[A run of records]
#####

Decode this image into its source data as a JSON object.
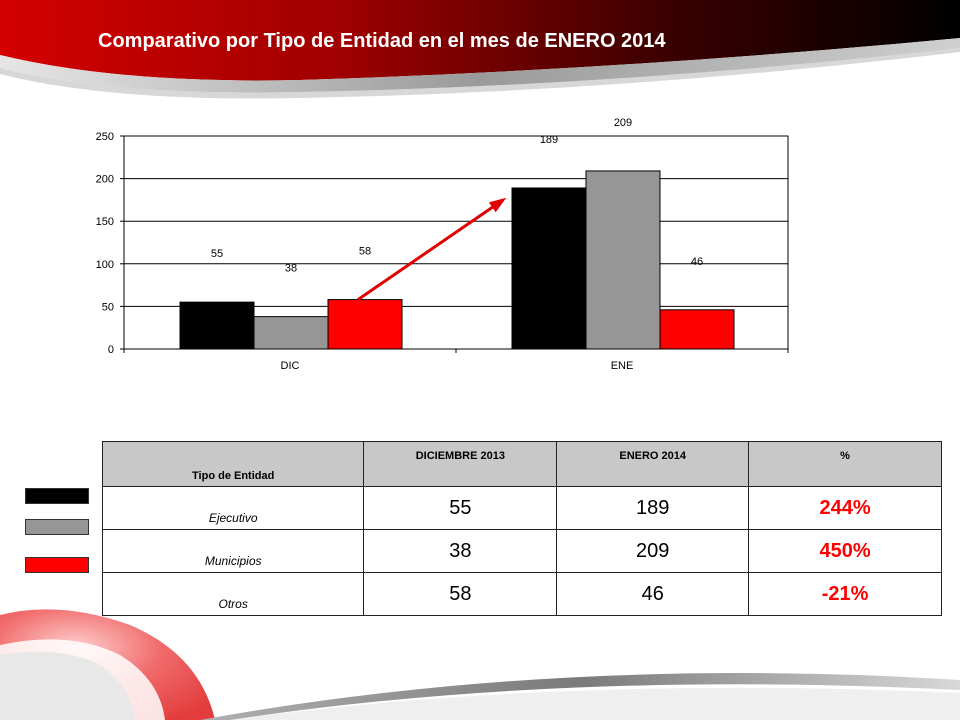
{
  "title": "Comparativo por Tipo de Entidad en el mes de ENERO 2014",
  "colors": {
    "ejecutivo": "#000000",
    "municipios": "#969696",
    "otros": "#ff0000",
    "accent": "#c00000"
  },
  "chart_data": {
    "type": "bar",
    "categories": [
      "DIC",
      "ENE"
    ],
    "series": [
      {
        "values": [
          55,
          189
        ],
        "color": "#000000"
      },
      {
        "values": [
          38,
          209
        ],
        "color": "#969696"
      },
      {
        "values": [
          58,
          46
        ],
        "color": "#ff0000"
      }
    ],
    "ylim": [
      0,
      250
    ],
    "yticks": [
      0,
      50,
      100,
      150,
      200,
      250
    ],
    "grid": true,
    "data_labels": true,
    "annotation": "red arrow from DIC Otros bar toward ENE bars"
  },
  "table": {
    "headers": [
      "Tipo de Entidad",
      "DICIEMBRE  2013",
      "ENERO 2014",
      "%"
    ],
    "rows": [
      {
        "entity": "Ejecutivo",
        "dic": "55",
        "ene": "189",
        "pct": "244%"
      },
      {
        "entity": "Municipios",
        "dic": "38",
        "ene": "209",
        "pct": "450%"
      },
      {
        "entity": "Otros",
        "dic": "58",
        "ene": "46",
        "pct": "-21%"
      }
    ]
  }
}
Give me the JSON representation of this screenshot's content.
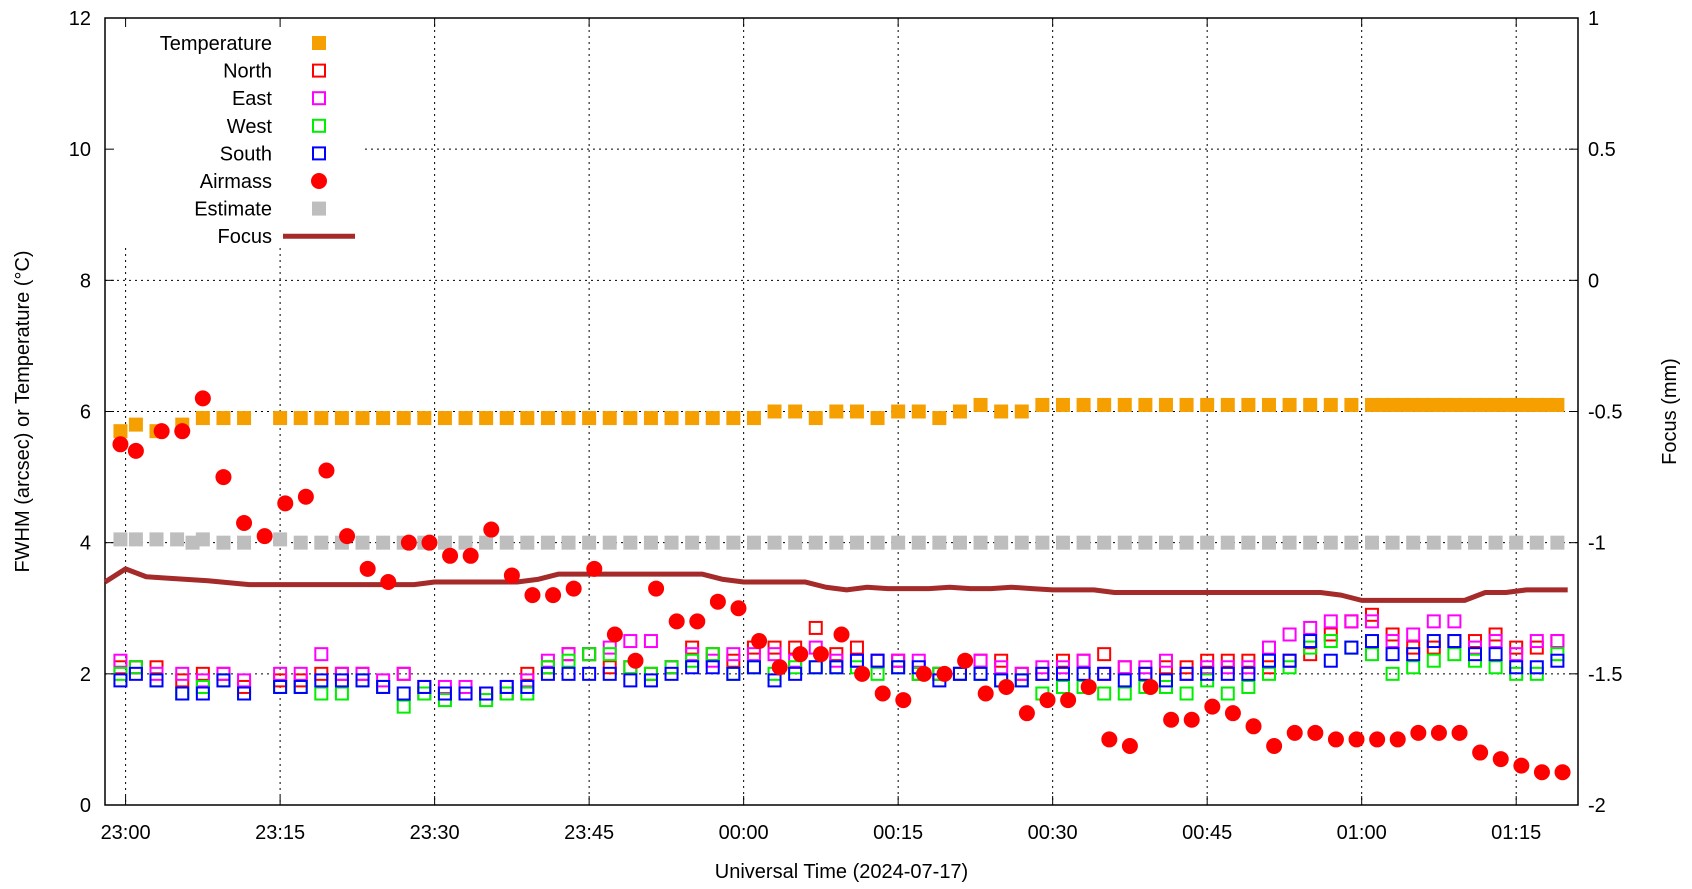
{
  "chart_data": {
    "type": "scatter",
    "title": "",
    "xlabel": "Universal Time (2024-07-17)",
    "ylabel": "FWHM (arcsec) or Temperature (°C)",
    "y2label": "Focus (mm)",
    "x_unit": "minutes after 23:00 UT (2024-07-17)",
    "xlim": [
      -2,
      141
    ],
    "ylim": [
      0,
      12
    ],
    "y2lim": [
      -2,
      1
    ],
    "x_ticks": [
      {
        "value": 0,
        "label": "23:00"
      },
      {
        "value": 15,
        "label": "23:15"
      },
      {
        "value": 30,
        "label": "23:30"
      },
      {
        "value": 45,
        "label": "23:45"
      },
      {
        "value": 60,
        "label": "00:00"
      },
      {
        "value": 75,
        "label": "00:15"
      },
      {
        "value": 90,
        "label": "00:30"
      },
      {
        "value": 105,
        "label": "00:45"
      },
      {
        "value": 120,
        "label": "01:00"
      },
      {
        "value": 135,
        "label": "01:15"
      }
    ],
    "y_ticks": [
      0,
      2,
      4,
      6,
      8,
      10,
      12
    ],
    "y2_ticks": [
      {
        "value": -2,
        "label": "-2"
      },
      {
        "value": -1.5,
        "label": "-1.5"
      },
      {
        "value": -1,
        "label": "-1"
      },
      {
        "value": -0.5,
        "label": "-0.5"
      },
      {
        "value": 0,
        "label": "0"
      },
      {
        "value": 0.5,
        "label": "0.5"
      },
      {
        "value": 1,
        "label": "1"
      }
    ],
    "grid": true,
    "legend_position": "top-left",
    "series": [
      {
        "name": "Temperature",
        "marker": "filled-square",
        "color": "#f5a000",
        "axis": "y",
        "x": [
          -0.5,
          1,
          3,
          5.5,
          7.5,
          9.5,
          11.5,
          15,
          17,
          19,
          21,
          23,
          25,
          27,
          29,
          31,
          33,
          35,
          37,
          39,
          41,
          43,
          45,
          47,
          49,
          51,
          53,
          55,
          57,
          59,
          61,
          63,
          65,
          67,
          69,
          71,
          73,
          75,
          77,
          79,
          81,
          83,
          85,
          87,
          89,
          91,
          93,
          95,
          97,
          99,
          101,
          103,
          105,
          107,
          109,
          111,
          113,
          115,
          117,
          119,
          121,
          122,
          123,
          124,
          125,
          126,
          127,
          128,
          129,
          130,
          131,
          132,
          133,
          134,
          135,
          136,
          137,
          138,
          139
        ],
        "y": [
          5.7,
          5.8,
          5.7,
          5.8,
          5.9,
          5.9,
          5.9,
          5.9,
          5.9,
          5.9,
          5.9,
          5.9,
          5.9,
          5.9,
          5.9,
          5.9,
          5.9,
          5.9,
          5.9,
          5.9,
          5.9,
          5.9,
          5.9,
          5.9,
          5.9,
          5.9,
          5.9,
          5.9,
          5.9,
          5.9,
          5.9,
          6.0,
          6.0,
          5.9,
          6.0,
          6.0,
          5.9,
          6.0,
          6.0,
          5.9,
          6.0,
          6.1,
          6.0,
          6.0,
          6.1,
          6.1,
          6.1,
          6.1,
          6.1,
          6.1,
          6.1,
          6.1,
          6.1,
          6.1,
          6.1,
          6.1,
          6.1,
          6.1,
          6.1,
          6.1,
          6.1,
          6.1,
          6.1,
          6.1,
          6.1,
          6.1,
          6.1,
          6.1,
          6.1,
          6.1,
          6.1,
          6.1,
          6.1,
          6.1,
          6.1,
          6.1,
          6.1,
          6.1,
          6.1
        ]
      },
      {
        "name": "Estimate",
        "marker": "filled-square",
        "color": "#bebebe",
        "axis": "y",
        "x": [
          -0.5,
          1,
          3,
          5,
          6.5,
          7.5,
          9.5,
          11.5,
          15,
          17,
          19,
          21,
          23,
          25,
          27,
          29,
          31,
          33,
          35,
          37,
          39,
          41,
          43,
          45,
          47,
          49,
          51,
          53,
          55,
          57,
          59,
          61,
          63,
          65,
          67,
          69,
          71,
          73,
          75,
          77,
          79,
          81,
          83,
          85,
          87,
          89,
          91,
          93,
          95,
          97,
          99,
          101,
          103,
          105,
          107,
          109,
          111,
          113,
          115,
          117,
          119,
          121,
          123,
          125,
          127,
          129,
          131,
          133,
          135,
          137,
          139
        ],
        "y": [
          4.05,
          4.05,
          4.05,
          4.05,
          4.0,
          4.05,
          4.0,
          4.0,
          4.05,
          4.0,
          4.0,
          4.0,
          4.0,
          4.0,
          4.0,
          4.0,
          4.0,
          4.0,
          4.0,
          4.0,
          4.0,
          4.0,
          4.0,
          4.0,
          4.0,
          4.0,
          4.0,
          4.0,
          4.0,
          4.0,
          4.0,
          4.0,
          4.0,
          4.0,
          4.0,
          4.0,
          4.0,
          4.0,
          4.0,
          4.0,
          4.0,
          4.0,
          4.0,
          4.0,
          4.0,
          4.0,
          4.0,
          4.0,
          4.0,
          4.0,
          4.0,
          4.0,
          4.0,
          4.0,
          4.0,
          4.0,
          4.0,
          4.0,
          4.0,
          4.0,
          4.0,
          4.0,
          4.0,
          4.0,
          4.0,
          4.0,
          4.0,
          4.0,
          4.0,
          4.0,
          4.0
        ]
      },
      {
        "name": "North",
        "marker": "open-square",
        "color": "#ff0000",
        "axis": "y",
        "x": [
          -0.5,
          1,
          3,
          5.5,
          7.5,
          9.5,
          11.5,
          15,
          17,
          19,
          21,
          23,
          25,
          27,
          29,
          31,
          33,
          35,
          37,
          39,
          41,
          43,
          45,
          47,
          49,
          51,
          53,
          55,
          57,
          59,
          61,
          63,
          65,
          67,
          69,
          71,
          73,
          75,
          77,
          79,
          81,
          83,
          85,
          87,
          89,
          91,
          93,
          95,
          97,
          99,
          101,
          103,
          105,
          107,
          109,
          111,
          113,
          115,
          117,
          119,
          121,
          123,
          125,
          127,
          129,
          131,
          133,
          135,
          137,
          139
        ],
        "y": [
          2.1,
          2.1,
          2.1,
          1.9,
          2.0,
          2.0,
          1.8,
          1.9,
          1.9,
          2.0,
          2.0,
          2.0,
          1.8,
          2.0,
          1.8,
          1.7,
          1.7,
          1.7,
          1.7,
          2.0,
          2.1,
          2.3,
          2.3,
          2.1,
          2.1,
          2.0,
          2.1,
          2.4,
          2.3,
          2.2,
          2.4,
          2.4,
          2.4,
          2.7,
          2.3,
          2.4,
          2.2,
          2.2,
          2.0,
          2.0,
          2.0,
          2.2,
          2.2,
          2.0,
          2.0,
          2.2,
          2.2,
          2.3,
          2.1,
          2.0,
          2.1,
          2.1,
          2.2,
          2.2,
          2.2,
          2.1,
          2.2,
          2.3,
          2.6,
          2.8,
          2.9,
          2.6,
          2.4,
          2.4,
          2.5,
          2.5,
          2.6,
          2.4,
          2.4,
          2.5
        ]
      },
      {
        "name": "East",
        "marker": "open-square",
        "color": "#ff00ff",
        "axis": "y",
        "x": [
          -0.5,
          1,
          3,
          5.5,
          7.5,
          9.5,
          11.5,
          15,
          17,
          19,
          21,
          23,
          25,
          27,
          29,
          31,
          33,
          35,
          37,
          39,
          41,
          43,
          45,
          47,
          49,
          51,
          53,
          55,
          57,
          59,
          61,
          63,
          65,
          67,
          69,
          71,
          73,
          75,
          77,
          79,
          81,
          83,
          85,
          87,
          89,
          91,
          93,
          95,
          97,
          99,
          101,
          103,
          105,
          107,
          109,
          111,
          113,
          115,
          117,
          119,
          121,
          123,
          125,
          127,
          129,
          131,
          133,
          135,
          137,
          139
        ],
        "y": [
          2.2,
          2.1,
          2.0,
          2.0,
          1.9,
          2.0,
          1.9,
          2.0,
          2.0,
          2.3,
          2.0,
          2.0,
          1.9,
          2.0,
          1.7,
          1.8,
          1.8,
          1.7,
          1.8,
          1.9,
          2.2,
          2.3,
          2.3,
          2.4,
          2.5,
          2.5,
          2.1,
          2.3,
          2.2,
          2.3,
          2.3,
          2.3,
          2.2,
          2.4,
          2.2,
          2.2,
          2.2,
          2.2,
          2.2,
          2.0,
          2.0,
          2.2,
          2.1,
          2.0,
          2.1,
          2.1,
          2.2,
          2.0,
          2.1,
          2.1,
          2.2,
          2.0,
          2.1,
          2.1,
          2.1,
          2.4,
          2.6,
          2.7,
          2.8,
          2.8,
          2.8,
          2.5,
          2.6,
          2.8,
          2.8,
          2.4,
          2.5,
          2.3,
          2.5,
          2.5
        ]
      },
      {
        "name": "West",
        "marker": "open-square",
        "color": "#00ee00",
        "axis": "y",
        "x": [
          -0.5,
          1,
          3,
          5.5,
          7.5,
          9.5,
          11.5,
          15,
          17,
          19,
          21,
          23,
          25,
          27,
          29,
          31,
          33,
          35,
          37,
          39,
          41,
          43,
          45,
          47,
          49,
          51,
          53,
          55,
          57,
          59,
          61,
          63,
          65,
          67,
          69,
          71,
          73,
          75,
          77,
          79,
          81,
          83,
          85,
          87,
          89,
          91,
          93,
          95,
          97,
          99,
          101,
          103,
          105,
          107,
          109,
          111,
          113,
          115,
          117,
          119,
          121,
          123,
          125,
          127,
          129,
          131,
          133,
          135,
          137,
          139
        ],
        "y": [
          2.0,
          2.1,
          1.9,
          1.7,
          1.8,
          1.9,
          1.7,
          1.8,
          1.8,
          1.7,
          1.7,
          1.9,
          1.8,
          1.5,
          1.7,
          1.6,
          1.7,
          1.6,
          1.7,
          1.7,
          2.1,
          2.2,
          2.3,
          2.3,
          2.1,
          2.0,
          2.1,
          2.2,
          2.3,
          2.0,
          2.1,
          2.0,
          2.1,
          2.1,
          2.1,
          2.1,
          2.0,
          2.1,
          2.0,
          2.0,
          2.0,
          2.0,
          1.9,
          1.9,
          1.7,
          1.8,
          1.8,
          1.7,
          1.7,
          1.8,
          1.8,
          1.7,
          1.9,
          1.7,
          1.8,
          2.0,
          2.1,
          2.4,
          2.5,
          2.4,
          2.3,
          2.0,
          2.1,
          2.2,
          2.3,
          2.2,
          2.1,
          2.0,
          2.0,
          2.3
        ]
      },
      {
        "name": "South",
        "marker": "open-square",
        "color": "#0000ff",
        "axis": "y",
        "x": [
          -0.5,
          1,
          3,
          5.5,
          7.5,
          9.5,
          11.5,
          15,
          17,
          19,
          21,
          23,
          25,
          27,
          29,
          31,
          33,
          35,
          37,
          39,
          41,
          43,
          45,
          47,
          49,
          51,
          53,
          55,
          57,
          59,
          61,
          63,
          65,
          67,
          69,
          71,
          73,
          75,
          77,
          79,
          81,
          83,
          85,
          87,
          89,
          91,
          93,
          95,
          97,
          99,
          101,
          103,
          105,
          107,
          109,
          111,
          113,
          115,
          117,
          119,
          121,
          123,
          125,
          127,
          129,
          131,
          133,
          135,
          137,
          139
        ],
        "y": [
          1.9,
          2.0,
          1.9,
          1.7,
          1.7,
          1.9,
          1.7,
          1.8,
          1.8,
          1.9,
          1.9,
          1.9,
          1.8,
          1.7,
          1.8,
          1.7,
          1.7,
          1.7,
          1.8,
          1.8,
          2.0,
          2.0,
          2.0,
          2.0,
          1.9,
          1.9,
          2.0,
          2.1,
          2.1,
          2.0,
          2.1,
          1.9,
          2.0,
          2.1,
          2.1,
          2.2,
          2.2,
          2.1,
          2.1,
          1.9,
          2.0,
          2.0,
          1.9,
          1.9,
          2.0,
          2.0,
          2.0,
          2.0,
          1.9,
          2.0,
          1.9,
          2.0,
          2.0,
          2.0,
          2.0,
          2.2,
          2.2,
          2.5,
          2.2,
          2.4,
          2.5,
          2.3,
          2.3,
          2.5,
          2.5,
          2.3,
          2.3,
          2.1,
          2.1,
          2.2
        ]
      },
      {
        "name": "Airmass",
        "marker": "filled-circle",
        "color": "#ff0000",
        "axis": "y",
        "x": [
          -0.5,
          1,
          3.5,
          5.5,
          7.5,
          9.5,
          11.5,
          13.5,
          15.5,
          17.5,
          19.5,
          21.5,
          23.5,
          25.5,
          27.5,
          29.5,
          31.5,
          33.5,
          35.5,
          37.5,
          39.5,
          41.5,
          43.5,
          45.5,
          47.5,
          49.5,
          51.5,
          53.5,
          55.5,
          57.5,
          59.5,
          61.5,
          63.5,
          65.5,
          67.5,
          69.5,
          71.5,
          73.5,
          75.5,
          77.5,
          79.5,
          81.5,
          83.5,
          85.5,
          87.5,
          89.5,
          91.5,
          93.5,
          95.5,
          97.5,
          99.5,
          101.5,
          103.5,
          105.5,
          107.5,
          109.5,
          111.5,
          113.5,
          115.5,
          117.5,
          119.5,
          121.5,
          123.5,
          125.5,
          127.5,
          129.5,
          131.5,
          133.5,
          135.5,
          137.5,
          139.5
        ],
        "y": [
          5.5,
          5.4,
          5.7,
          5.7,
          6.2,
          5.0,
          4.3,
          4.1,
          4.6,
          4.7,
          5.1,
          4.1,
          3.6,
          3.4,
          4.0,
          4.0,
          3.8,
          3.8,
          4.2,
          3.5,
          3.2,
          3.2,
          3.3,
          3.6,
          2.6,
          2.2,
          3.3,
          2.8,
          2.8,
          3.1,
          3.0,
          2.5,
          2.1,
          2.3,
          2.3,
          2.6,
          2.0,
          1.7,
          1.6,
          2.0,
          2.0,
          2.2,
          1.7,
          1.8,
          1.4,
          1.6,
          1.6,
          1.8,
          1.0,
          0.9,
          1.8,
          1.3,
          1.3,
          1.5,
          1.4,
          1.2,
          0.9,
          1.1,
          1.1,
          1.0,
          1.0,
          1.0,
          1.0,
          1.1,
          1.1,
          1.1,
          0.8,
          0.7,
          0.6,
          0.5,
          0.5
        ]
      },
      {
        "name": "Focus",
        "marker": "line",
        "color": "#a52a2a",
        "axis": "y2",
        "x": [
          -2,
          0,
          2,
          4,
          8,
          12,
          16,
          20,
          24,
          28,
          30,
          34,
          38,
          40,
          42,
          48,
          52,
          56,
          58,
          60,
          62,
          64,
          66,
          68,
          70,
          72,
          74,
          76,
          78,
          80,
          82,
          84,
          86,
          88,
          90,
          92,
          94,
          96,
          100,
          104,
          108,
          112,
          114,
          116,
          118,
          120,
          122,
          124,
          126,
          128,
          130,
          132,
          134,
          136,
          138,
          140
        ],
        "y": [
          -1.15,
          -1.1,
          -1.13,
          -1.135,
          -1.145,
          -1.16,
          -1.16,
          -1.16,
          -1.16,
          -1.16,
          -1.15,
          -1.15,
          -1.15,
          -1.14,
          -1.12,
          -1.12,
          -1.12,
          -1.12,
          -1.14,
          -1.15,
          -1.15,
          -1.15,
          -1.15,
          -1.17,
          -1.18,
          -1.17,
          -1.175,
          -1.175,
          -1.175,
          -1.17,
          -1.175,
          -1.175,
          -1.17,
          -1.175,
          -1.18,
          -1.18,
          -1.18,
          -1.19,
          -1.19,
          -1.19,
          -1.19,
          -1.19,
          -1.19,
          -1.19,
          -1.2,
          -1.22,
          -1.22,
          -1.22,
          -1.22,
          -1.22,
          -1.22,
          -1.19,
          -1.19,
          -1.18,
          -1.18,
          -1.18
        ]
      }
    ]
  }
}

#####

From the entries above, collect every line with the string "Tipo" in it.

▶ [TASK SOLUTION]
  "title": "Comparativo por Tipo de Entidad en el mes de ENERO 2014",
      "Tipo de Entidad",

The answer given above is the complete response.